Exercise aim
Reproduce every entry that follows word for word, but omit the images.

Items from a data source:
•••••

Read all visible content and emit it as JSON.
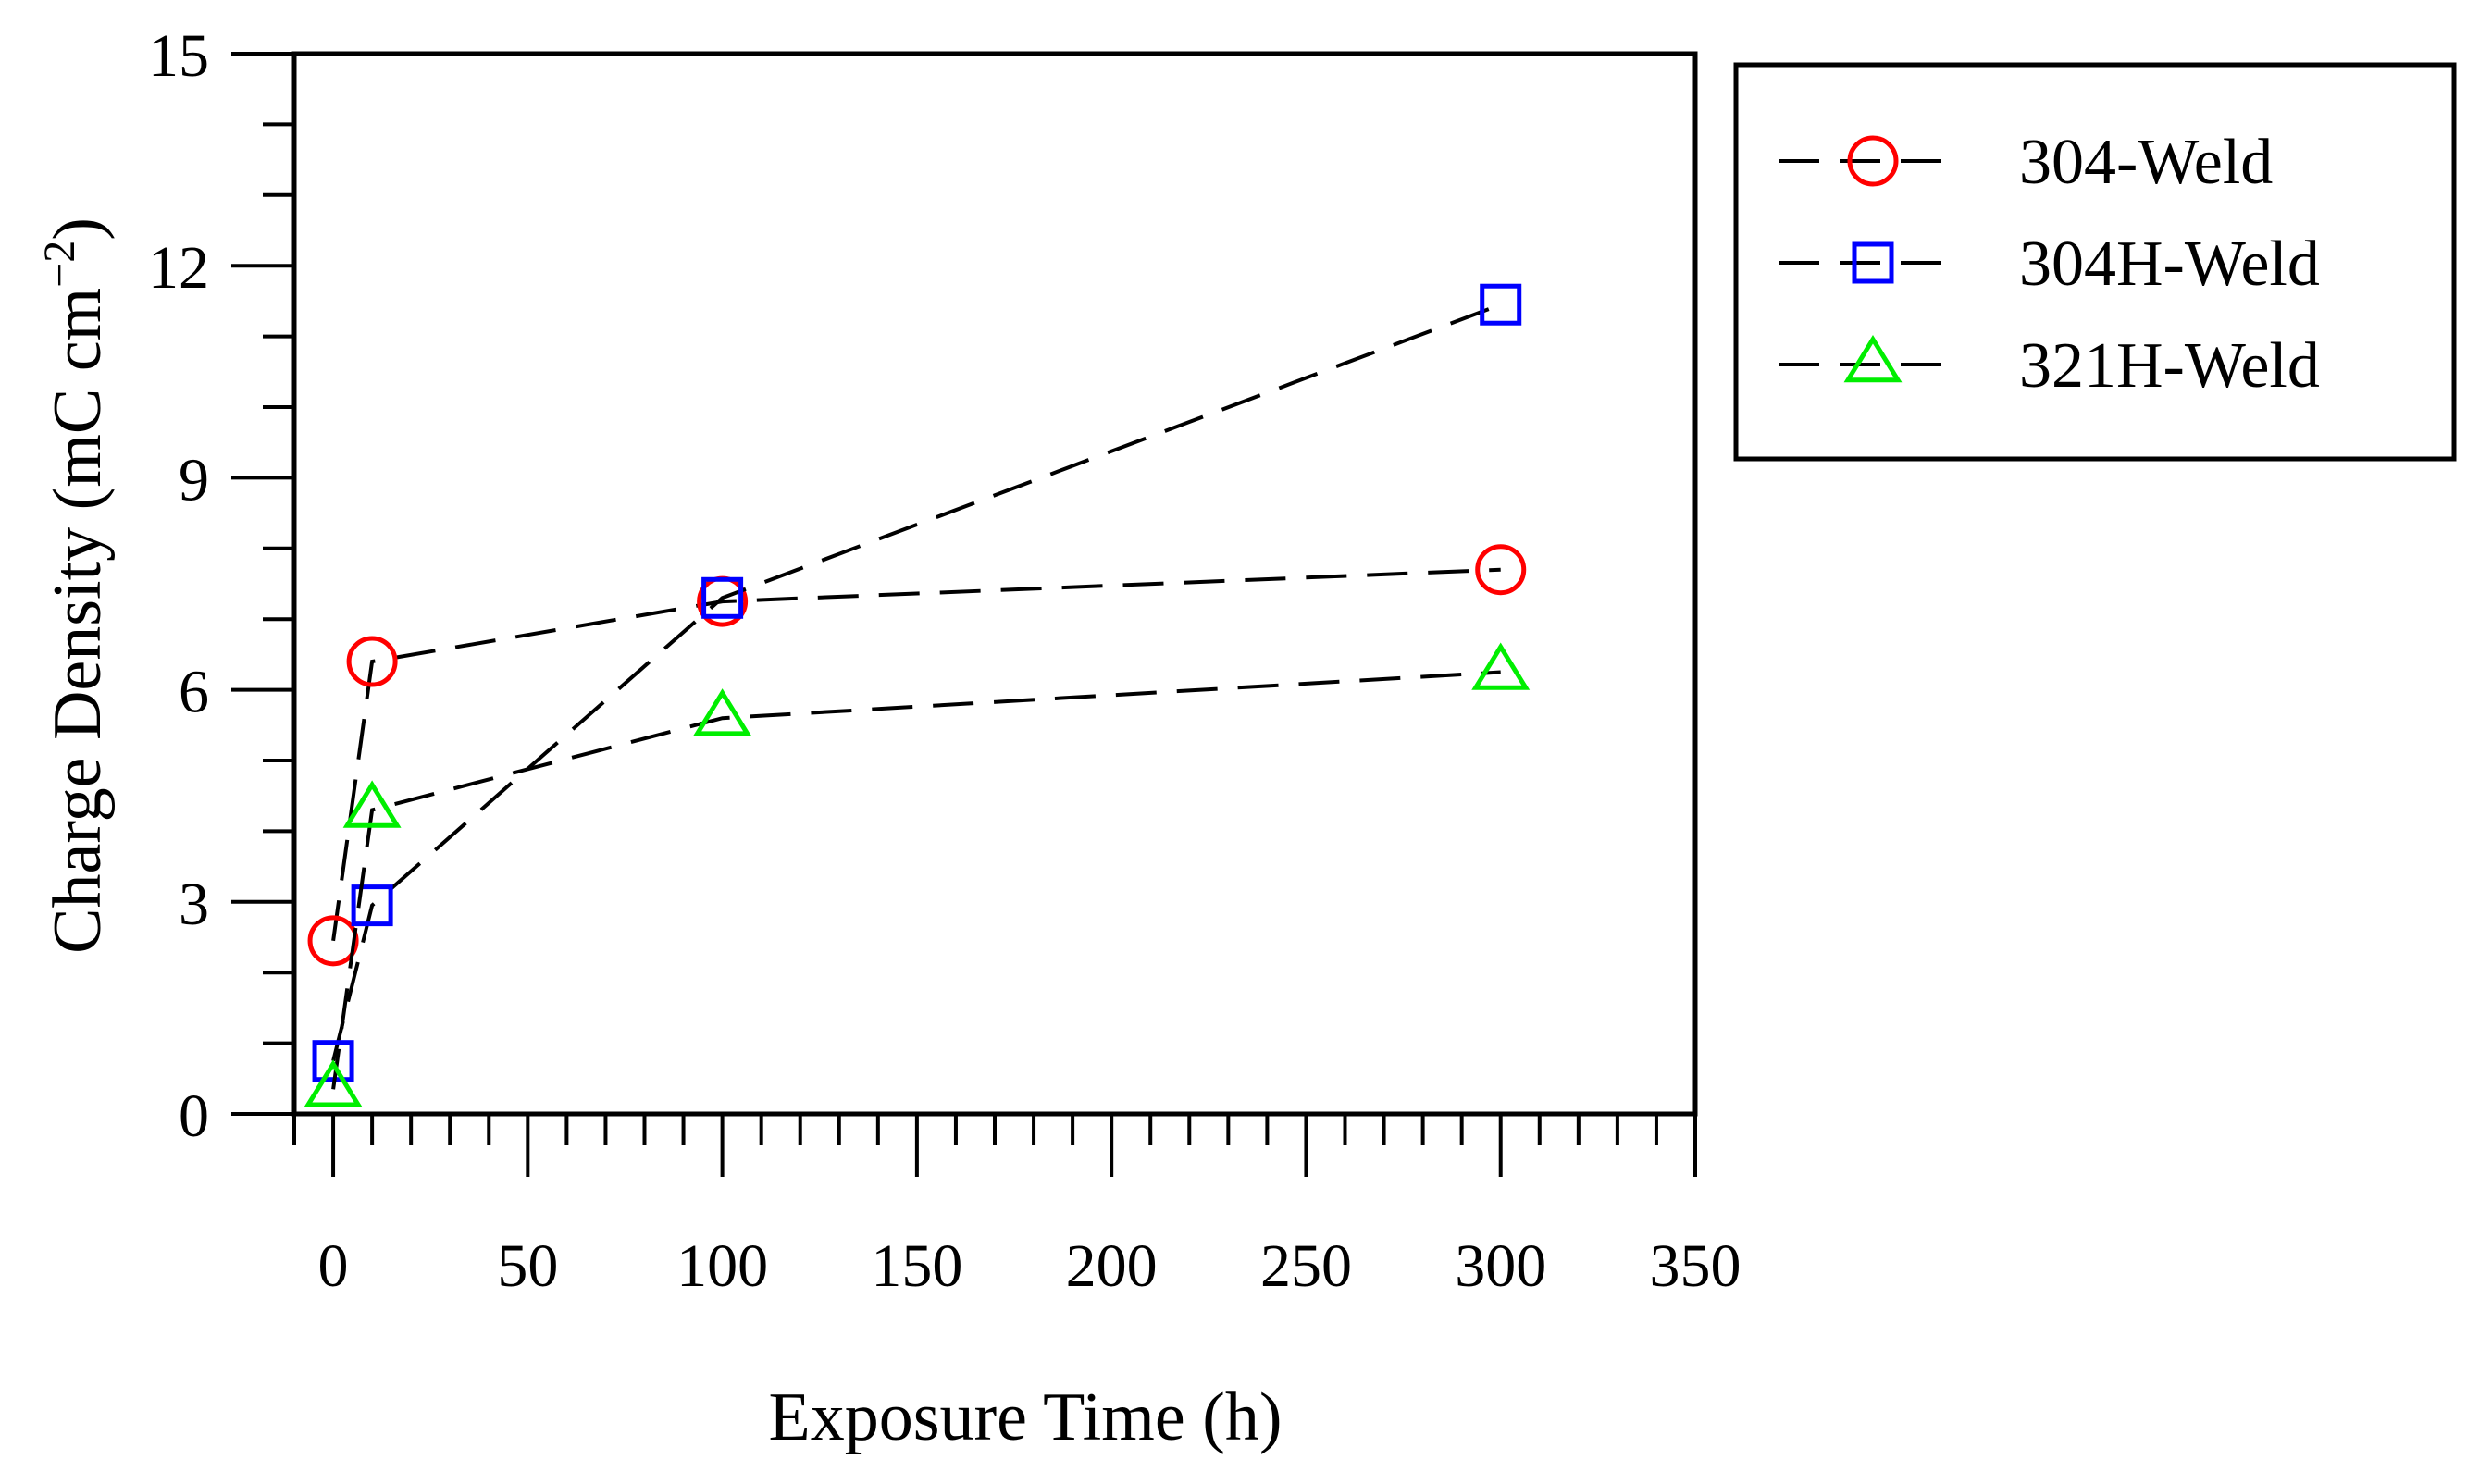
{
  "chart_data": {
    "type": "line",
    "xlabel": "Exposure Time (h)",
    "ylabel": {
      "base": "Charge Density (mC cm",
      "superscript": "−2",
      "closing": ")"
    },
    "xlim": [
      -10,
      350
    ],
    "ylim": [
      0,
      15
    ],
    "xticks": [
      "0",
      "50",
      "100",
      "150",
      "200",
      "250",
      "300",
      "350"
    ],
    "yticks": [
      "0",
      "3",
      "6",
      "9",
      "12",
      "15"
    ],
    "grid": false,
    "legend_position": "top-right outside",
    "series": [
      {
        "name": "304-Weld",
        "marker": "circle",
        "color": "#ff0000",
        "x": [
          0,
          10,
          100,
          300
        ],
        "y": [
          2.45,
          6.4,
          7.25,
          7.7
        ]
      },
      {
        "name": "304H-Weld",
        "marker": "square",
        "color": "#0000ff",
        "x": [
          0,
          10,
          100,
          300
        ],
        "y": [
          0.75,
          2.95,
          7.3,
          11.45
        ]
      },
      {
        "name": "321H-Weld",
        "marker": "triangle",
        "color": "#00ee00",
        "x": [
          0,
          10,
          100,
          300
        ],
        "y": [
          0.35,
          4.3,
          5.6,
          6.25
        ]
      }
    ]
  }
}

•••••

Answer for the task
Read all visible content and emit it as JSON.
{
  "chart_data": {
    "type": "line",
    "xlabel": "Exposure Time (h)",
    "ylabel": {
      "base": "Charge Density (mC cm",
      "superscript": "−2",
      "closing": ")"
    },
    "xlim": [
      -10,
      350
    ],
    "ylim": [
      0,
      15
    ],
    "xticks": [
      "0",
      "50",
      "100",
      "150",
      "200",
      "250",
      "300",
      "350"
    ],
    "yticks": [
      "0",
      "3",
      "6",
      "9",
      "12",
      "15"
    ],
    "grid": false,
    "legend_position": "top-right outside",
    "series": [
      {
        "name": "304-Weld",
        "marker": "circle",
        "color": "#ff0000",
        "x": [
          0,
          10,
          100,
          300
        ],
        "y": [
          2.45,
          6.4,
          7.25,
          7.7
        ]
      },
      {
        "name": "304H-Weld",
        "marker": "square",
        "color": "#0000ff",
        "x": [
          0,
          10,
          100,
          300
        ],
        "y": [
          0.75,
          2.95,
          7.3,
          11.45
        ]
      },
      {
        "name": "321H-Weld",
        "marker": "triangle",
        "color": "#00ee00",
        "x": [
          0,
          10,
          100,
          300
        ],
        "y": [
          0.35,
          4.3,
          5.6,
          6.25
        ]
      }
    ]
  }
}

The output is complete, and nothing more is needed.